Transcribe the records exactly. Pictures do not belong in the transcription.
Supplied data section start
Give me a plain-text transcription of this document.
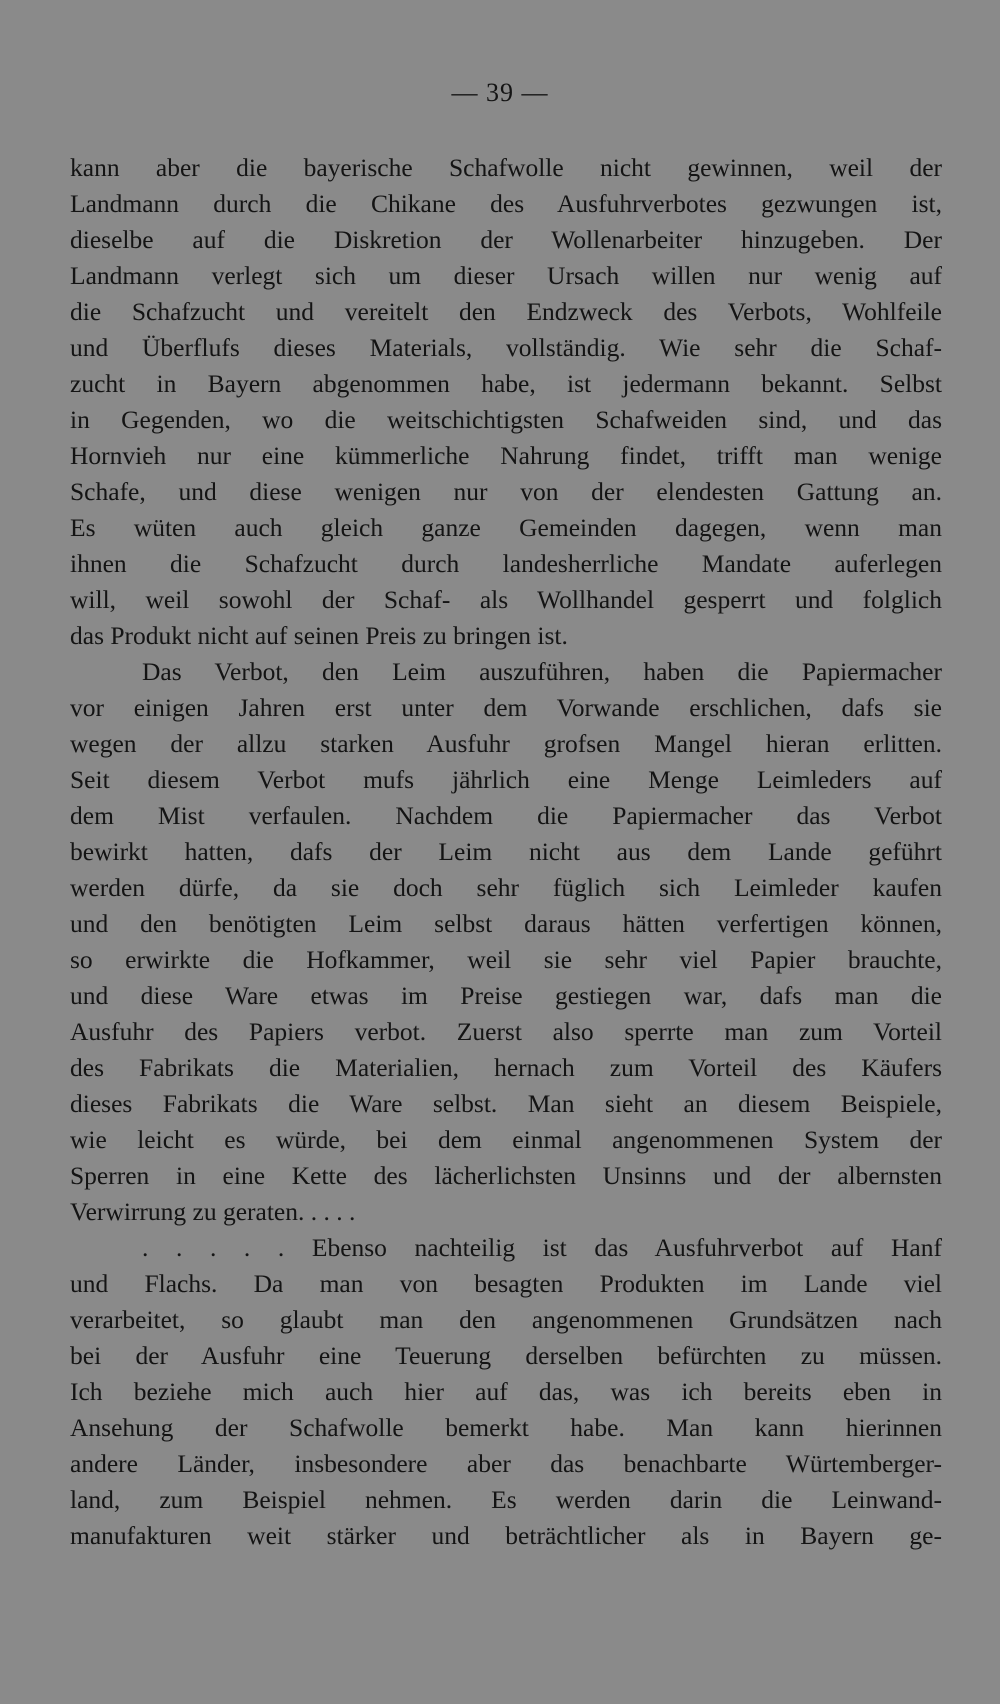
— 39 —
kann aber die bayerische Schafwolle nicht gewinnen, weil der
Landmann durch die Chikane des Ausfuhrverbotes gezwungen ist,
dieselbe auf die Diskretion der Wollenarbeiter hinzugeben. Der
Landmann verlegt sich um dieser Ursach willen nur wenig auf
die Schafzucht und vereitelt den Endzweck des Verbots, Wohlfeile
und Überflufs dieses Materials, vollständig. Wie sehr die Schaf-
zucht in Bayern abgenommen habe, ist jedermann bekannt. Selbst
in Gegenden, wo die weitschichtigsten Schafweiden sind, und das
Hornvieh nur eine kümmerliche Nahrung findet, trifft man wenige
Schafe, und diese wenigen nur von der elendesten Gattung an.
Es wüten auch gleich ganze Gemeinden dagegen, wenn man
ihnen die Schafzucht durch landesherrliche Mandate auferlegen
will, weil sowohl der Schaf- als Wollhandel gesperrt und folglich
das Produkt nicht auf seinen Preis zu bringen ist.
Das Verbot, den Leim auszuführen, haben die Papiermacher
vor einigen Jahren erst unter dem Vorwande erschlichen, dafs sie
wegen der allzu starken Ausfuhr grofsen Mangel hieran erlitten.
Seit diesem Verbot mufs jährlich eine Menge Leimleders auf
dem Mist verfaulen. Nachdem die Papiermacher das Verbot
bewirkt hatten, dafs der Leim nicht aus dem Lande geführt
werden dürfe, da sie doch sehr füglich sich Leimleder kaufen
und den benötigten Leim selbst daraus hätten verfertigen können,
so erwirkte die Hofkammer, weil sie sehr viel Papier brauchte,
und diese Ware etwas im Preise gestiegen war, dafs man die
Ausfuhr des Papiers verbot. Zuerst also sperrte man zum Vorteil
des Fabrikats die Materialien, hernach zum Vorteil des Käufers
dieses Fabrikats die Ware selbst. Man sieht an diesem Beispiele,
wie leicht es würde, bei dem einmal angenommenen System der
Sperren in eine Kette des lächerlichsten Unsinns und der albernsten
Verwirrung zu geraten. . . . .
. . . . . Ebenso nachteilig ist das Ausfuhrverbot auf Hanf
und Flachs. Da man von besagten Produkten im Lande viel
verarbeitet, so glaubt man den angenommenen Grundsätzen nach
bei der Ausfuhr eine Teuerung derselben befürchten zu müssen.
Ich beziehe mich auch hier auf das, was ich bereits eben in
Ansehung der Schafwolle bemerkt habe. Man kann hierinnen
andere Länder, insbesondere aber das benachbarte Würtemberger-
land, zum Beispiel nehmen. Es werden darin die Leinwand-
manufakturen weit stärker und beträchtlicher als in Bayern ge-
Supplied data section end
■ Worked solution:
Give me a plain-text transcription of this document.
— 39 —
kann aber die bayerische Schafwolle nicht gewinnen, weil der
Landmann durch die Chikane des Ausfuhrverbotes gezwungen ist,
dieselbe auf die Diskretion der Wollenarbeiter hinzugeben. Der
Landmann verlegt sich um dieser Ursach willen nur wenig auf
die Schafzucht und vereitelt den Endzweck des Verbots, Wohlfeile
und Überflufs dieses Materials, vollständig. Wie sehr die Schaf-
zucht in Bayern abgenommen habe, ist jedermann bekannt. Selbst
in Gegenden, wo die weitschichtigsten Schafweiden sind, und das
Hornvieh nur eine kümmerliche Nahrung findet, trifft man wenige
Schafe, und diese wenigen nur von der elendesten Gattung an.
Es wüten auch gleich ganze Gemeinden dagegen, wenn man
ihnen die Schafzucht durch landesherrliche Mandate auferlegen
will, weil sowohl der Schaf- als Wollhandel gesperrt und folglich
das Produkt nicht auf seinen Preis zu bringen ist.
Das Verbot, den Leim auszuführen, haben die Papiermacher
vor einigen Jahren erst unter dem Vorwande erschlichen, dafs sie
wegen der allzu starken Ausfuhr grofsen Mangel hieran erlitten.
Seit diesem Verbot mufs jährlich eine Menge Leimleders auf
dem Mist verfaulen. Nachdem die Papiermacher das Verbot
bewirkt hatten, dafs der Leim nicht aus dem Lande geführt
werden dürfe, da sie doch sehr füglich sich Leimleder kaufen
und den benötigten Leim selbst daraus hätten verfertigen können,
so erwirkte die Hofkammer, weil sie sehr viel Papier brauchte,
und diese Ware etwas im Preise gestiegen war, dafs man die
Ausfuhr des Papiers verbot. Zuerst also sperrte man zum Vorteil
des Fabrikats die Materialien, hernach zum Vorteil des Käufers
dieses Fabrikats die Ware selbst. Man sieht an diesem Beispiele,
wie leicht es würde, bei dem einmal angenommenen System der
Sperren in eine Kette des lächerlichsten Unsinns und der albernsten
Verwirrung zu geraten. . . . .
. . . . . Ebenso nachteilig ist das Ausfuhrverbot auf Hanf
und Flachs. Da man von besagten Produkten im Lande viel
verarbeitet, so glaubt man den angenommenen Grundsätzen nach
bei der Ausfuhr eine Teuerung derselben befürchten zu müssen.
Ich beziehe mich auch hier auf das, was ich bereits eben in
Ansehung der Schafwolle bemerkt habe. Man kann hierinnen
andere Länder, insbesondere aber das benachbarte Würtemberger-
land, zum Beispiel nehmen. Es werden darin die Leinwand-
manufakturen weit stärker und beträchtlicher als in Bayern ge-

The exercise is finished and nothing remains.